### Exercise prompt
Each entry below should be echoed exactly, with pictures omitted.

═════ Dataset entries

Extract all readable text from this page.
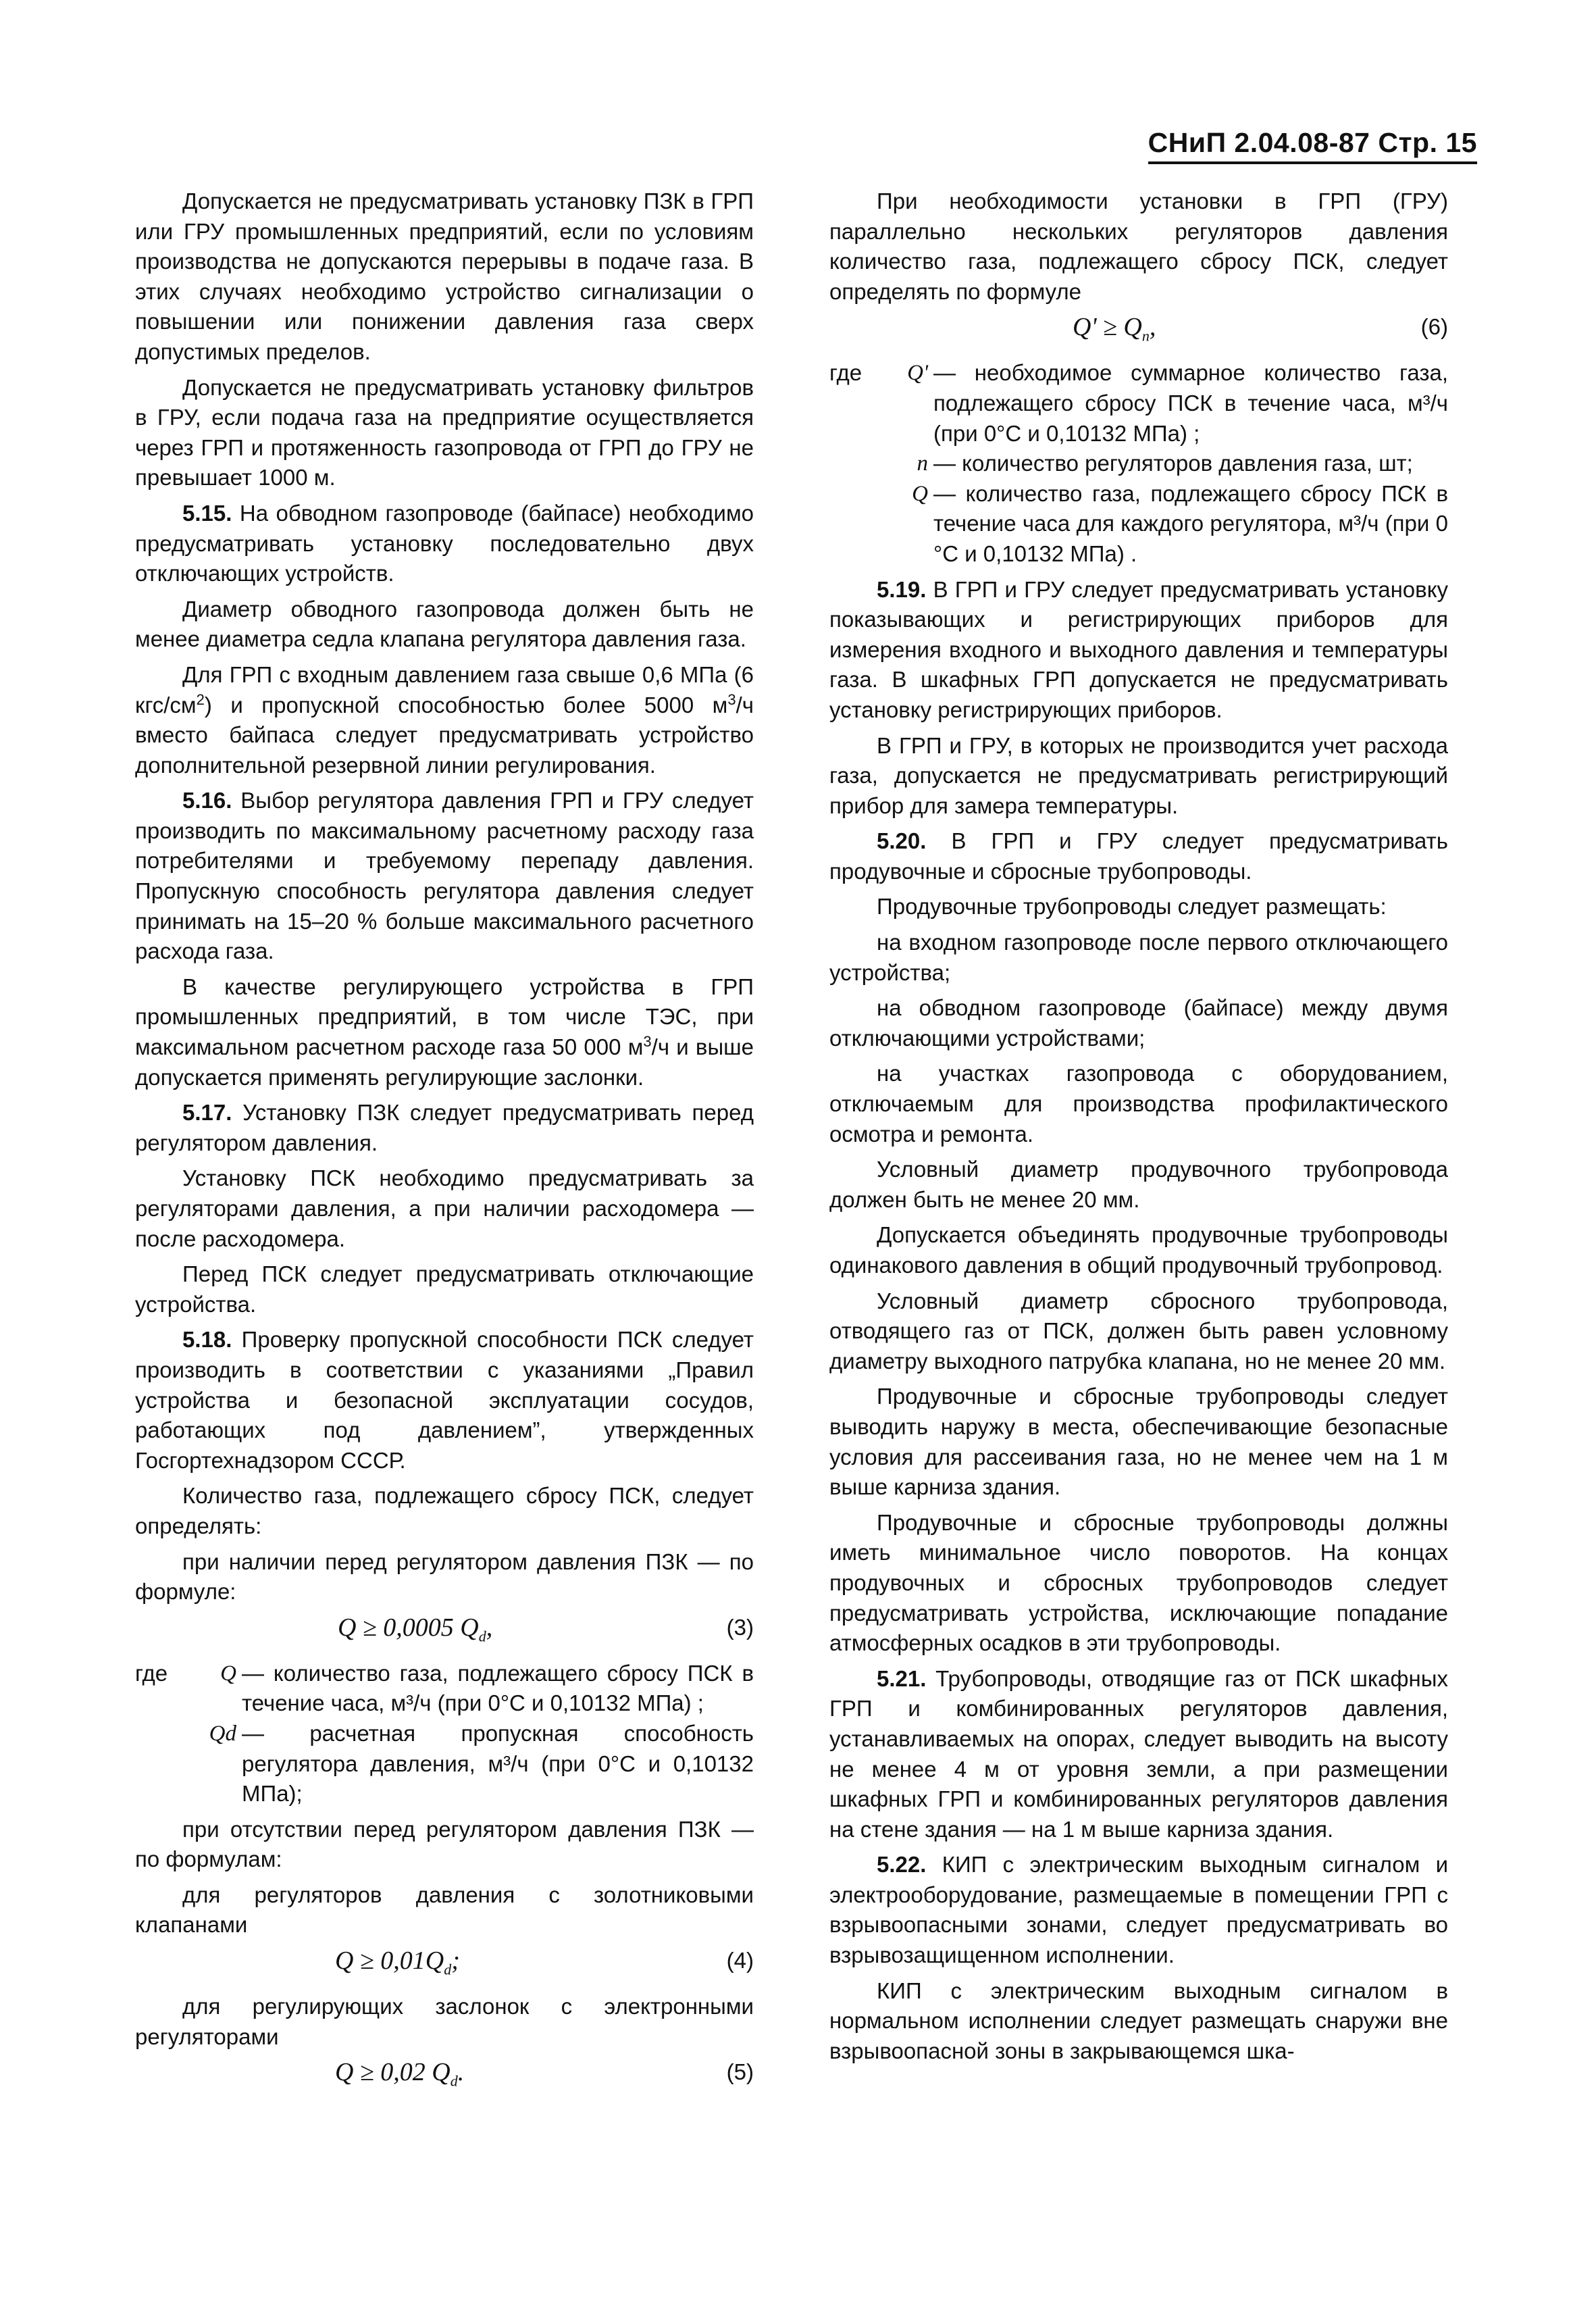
СНиП 2.04.08-87 Стр. 15

Допускается не предусматривать установку ПЗК в ГРП или ГРУ промышленных предприятий, если по условиям производства не допускаются перерывы в подаче газа. В этих случаях необходимо устройство сигнализации о повышении или понижении давления газа сверх допустимых пределов.

Допускается не предусматривать установку фильтров в ГРУ, если подача газа на предприятие осуществляется через ГРП и протяженность газопровода от ГРП до ГРУ не превышает 1000 м.

5.15. На обводном газопроводе (байпасе) необходимо предусматривать установку последовательно двух отключающих устройств.

Диаметр обводного газопровода должен быть не менее диаметра седла клапана регулятора давления газа.

Для ГРП с входным давлением газа свыше 0,6 МПа (6 кгс/$см^2$) и пропускной способностью более 5000 $м^3/ч$ вместо байпаса следует предусматривать устройство дополнительной резервной линии регулирования.

5.16. Выбор регулятора давления ГРП и ГРУ следует производить по максимальному расчетному расходу газа потребителями и требуемому перепаду давления. Пропускную способность регулятора давления следует принимать на 15–20 % больше максимального расчетного расхода газа.

В качестве регулирующего устройства в ГРП промышленных предприятий, в том числе ТЭС, при максимальном расчетном расходе газа 50 000 $м^3/ч$ и выше допускается применять регулирующие заслонки.

5.17. Установку ПЗК следует предусматривать перед регулятором давления.

Установку ПСК необходимо предусматривать за регуляторами давления, а при наличии расходомера — после расходомера.

Перед ПСК следует предусматривать отключающие устройства.

5.18. Проверку пропускной способности ПСК следует производить в соответствии с указаниями „Правил устройства и безопасной эксплуатации сосудов, работающих под давлением”, утвержденных Госгортехнадзором СССР.

Количество газа, подлежащего сбросу ПСК, следует определять:

при наличии перед регулятором давления ПЗК — по формуле:

Q ≥ 0,0005 $Q_d$,	(3)
где	Q — количество газа, подлежащего сбросу ПСК в течение часа, м³/ч (при 0°С и 0,10132 МПа) ;
Qd — расчетная пропускная способность регулятора давления, м³/ч (при 0°С и 0,10132 МПа);

при отсутствии перед регулятором давления ПЗК — по формулам:

для регуляторов давления с золотниковыми клапанами

$Q \ge 0,01Q_d$;	(4)

для регулирующих заслонок с электронными регуляторами

Q ≥ 0,02 $Q_d$.	(5)

При необходимости установки в ГРП (ГРУ) параллельно нескольких регуляторов давления количество газа, подлежащего сбросу ПСК, следует определять по формуле

$Q' \ge Q_n$,	(6)
где	Q' — необходимое суммарное количество газа, подлежащего сбросу ПСК в течение часа, м³/ч (при 0°С и 0,10132 МПа) ;
n — количество регуляторов давления газа, шт;
Q — количество газа, подлежащего сбросу ПСК в течение часа для каждого регулятора, м³/ч (при 0 °С и 0,10132 МПа) .

5.19. В ГРП и ГРУ следует предусматривать установку показывающих и регистрирующих приборов для измерения входного и выходного давления и температуры газа. В шкафных ГРП допускается не предусматривать установку регистрирующих приборов.

В ГРП и ГРУ, в которых не производится учет расхода газа, допускается не предусматривать регистрирующий прибор для замера температуры.

5.20. В ГРП и ГРУ следует предусматривать продувочные и сбросные трубопроводы.

Продувочные трубопроводы следует размещать:

на входном газопроводе после первого отключающего устройства;

на обводном газопроводе (байпасе) между двумя отключающими устройствами;

на участках газопровода с оборудованием, отключаемым для производства профилактического осмотра и ремонта.

Условный диаметр продувочного трубопровода должен быть не менее 20 мм.

Допускается объединять продувочные трубопроводы одинакового давления в общий продувочный трубопровод.

Условный диаметр сбросного трубопровода, отводящего газ от ПСК, должен быть равен условному диаметру выходного патрубка клапана, но не менее 20 мм.

Продувочные и сбросные трубопроводы следует выводить наружу в места, обеспечивающие безопасные условия для рассеивания газа, но не менее чем на 1 м выше карниза здания.

Продувочные и сбросные трубопроводы должны иметь минимальное число поворотов. На концах продувочных и сбросных трубопроводов следует предусматривать устройства, исключающие попадание атмосферных осадков в эти трубопроводы.

5.21. Трубопроводы, отводящие газ от ПСК шкафных ГРП и комбинированных регуляторов давления, устанавливаемых на опорах, следует выводить на высоту не менее 4 м от уровня земли, а при размещении шкафных ГРП и комбинированных регуляторов давления на стене здания — на 1 м выше карниза здания.

5.22. КИП с электрическим выходным сигналом и электрооборудование, размещаемые в помещении ГРП с взрывоопасными зонами, следует предусматривать во взрывозащищенном исполнении.

КИП с электрическим выходным сигналом в нормальном исполнении следует размещать снаружи вне взрывоопасной зоны в закрывающемся шка-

══════════

### The solution
Extract all readable text from this page.
СНиП 2.04.08-87 Стр. 15

Допускается не предусматривать установку ПЗК в ГРП или ГРУ промышленных предприятий, если по условиям производства не допускаются перерывы в подаче газа. В этих случаях необходимо устройство сигнализации о повышении или понижении давления газа сверх допустимых пределов.

Допускается не предусматривать установку фильтров в ГРУ, если подача газа на предприятие осуществляется через ГРП и протяженность газопровода от ГРП до ГРУ не превышает 1000 м.

5.15. На обводном газопроводе (байпасе) необходимо предусматривать установку последовательно двух отключающих устройств.

Диаметр обводного газопровода должен быть не менее диаметра седла клапана регулятора давления газа.

Для ГРП с входным давлением газа свыше 0,6 МПа (6 кгс/$см^2$) и пропускной способностью более 5000 $м^3/ч$ вместо байпаса следует предусматривать устройство дополнительной резервной линии регулирования.

5.16. Выбор регулятора давления ГРП и ГРУ следует производить по максимальному расчетному расходу газа потребителями и требуемому перепаду давления. Пропускную способность регулятора давления следует принимать на 15–20 % больше максимального расчетного расхода газа.

В качестве регулирующего устройства в ГРП промышленных предприятий, в том числе ТЭС, при максимальном расчетном расходе газа 50 000 $м^3/ч$ и выше допускается применять регулирующие заслонки.

5.17. Установку ПЗК следует предусматривать перед регулятором давления.

Установку ПСК необходимо предусматривать за регуляторами давления, а при наличии расходомера — после расходомера.

Перед ПСК следует предусматривать отключающие устройства.

5.18. Проверку пропускной способности ПСК следует производить в соответствии с указаниями „Правил устройства и безопасной эксплуатации сосудов, работающих под давлением”, утвержденных Госгортехнадзором СССР.

Количество газа, подлежащего сбросу ПСК, следует определять:

при наличии перед регулятором давления ПЗК — по формуле:

Q ≥ 0,0005 $Q_d$,	(3)
где	Q — количество газа, подлежащего сбросу ПСК в течение часа, м³/ч (при 0°С и 0,10132 МПа) ;
Qd — расчетная пропускная способность регулятора давления, м³/ч (при 0°С и 0,10132 МПа);

при отсутствии перед регулятором давления ПЗК — по формулам:

для регуляторов давления с золотниковыми клапанами

$Q \ge 0,01Q_d$;	(4)

для регулирующих заслонок с электронными регуляторами

Q ≥ 0,02 $Q_d$.	(5)

При необходимости установки в ГРП (ГРУ) параллельно нескольких регуляторов давления количество газа, подлежащего сбросу ПСК, следует определять по формуле

$Q' \ge Q_n$,	(6)
где	Q' — необходимое суммарное количество газа, подлежащего сбросу ПСК в течение часа, м³/ч (при 0°С и 0,10132 МПа) ;
n — количество регуляторов давления газа, шт;
Q — количество газа, подлежащего сбросу ПСК в течение часа для каждого регулятора, м³/ч (при 0 °С и 0,10132 МПа) .

5.19. В ГРП и ГРУ следует предусматривать установку показывающих и регистрирующих приборов для измерения входного и выходного давления и температуры газа. В шкафных ГРП допускается не предусматривать установку регистрирующих приборов.

В ГРП и ГРУ, в которых не производится учет расхода газа, допускается не предусматривать регистрирующий прибор для замера температуры.

5.20. В ГРП и ГРУ следует предусматривать продувочные и сбросные трубопроводы.

Продувочные трубопроводы следует размещать:

на входном газопроводе после первого отключающего устройства;

на обводном газопроводе (байпасе) между двумя отключающими устройствами;

на участках газопровода с оборудованием, отключаемым для производства профилактического осмотра и ремонта.

Условный диаметр продувочного трубопровода должен быть не менее 20 мм.

Допускается объединять продувочные трубопроводы одинакового давления в общий продувочный трубопровод.

Условный диаметр сбросного трубопровода, отводящего газ от ПСК, должен быть равен условному диаметру выходного патрубка клапана, но не менее 20 мм.

Продувочные и сбросные трубопроводы следует выводить наружу в места, обеспечивающие безопасные условия для рассеивания газа, но не менее чем на 1 м выше карниза здания.

Продувочные и сбросные трубопроводы должны иметь минимальное число поворотов. На концах продувочных и сбросных трубопроводов следует предусматривать устройства, исключающие попадание атмосферных осадков в эти трубопроводы.

5.21. Трубопроводы, отводящие газ от ПСК шкафных ГРП и комбинированных регуляторов давления, устанавливаемых на опорах, следует выводить на высоту не менее 4 м от уровня земли, а при размещении шкафных ГРП и комбинированных регуляторов давления на стене здания — на 1 м выше карниза здания.

5.22. КИП с электрическим выходным сигналом и электрооборудование, размещаемые в помещении ГРП с взрывоопасными зонами, следует предусматривать во взрывозащищенном исполнении.

КИП с электрическим выходным сигналом в нормальном исполнении следует размещать снаружи вне взрывоопасной зоны в закрывающемся шка-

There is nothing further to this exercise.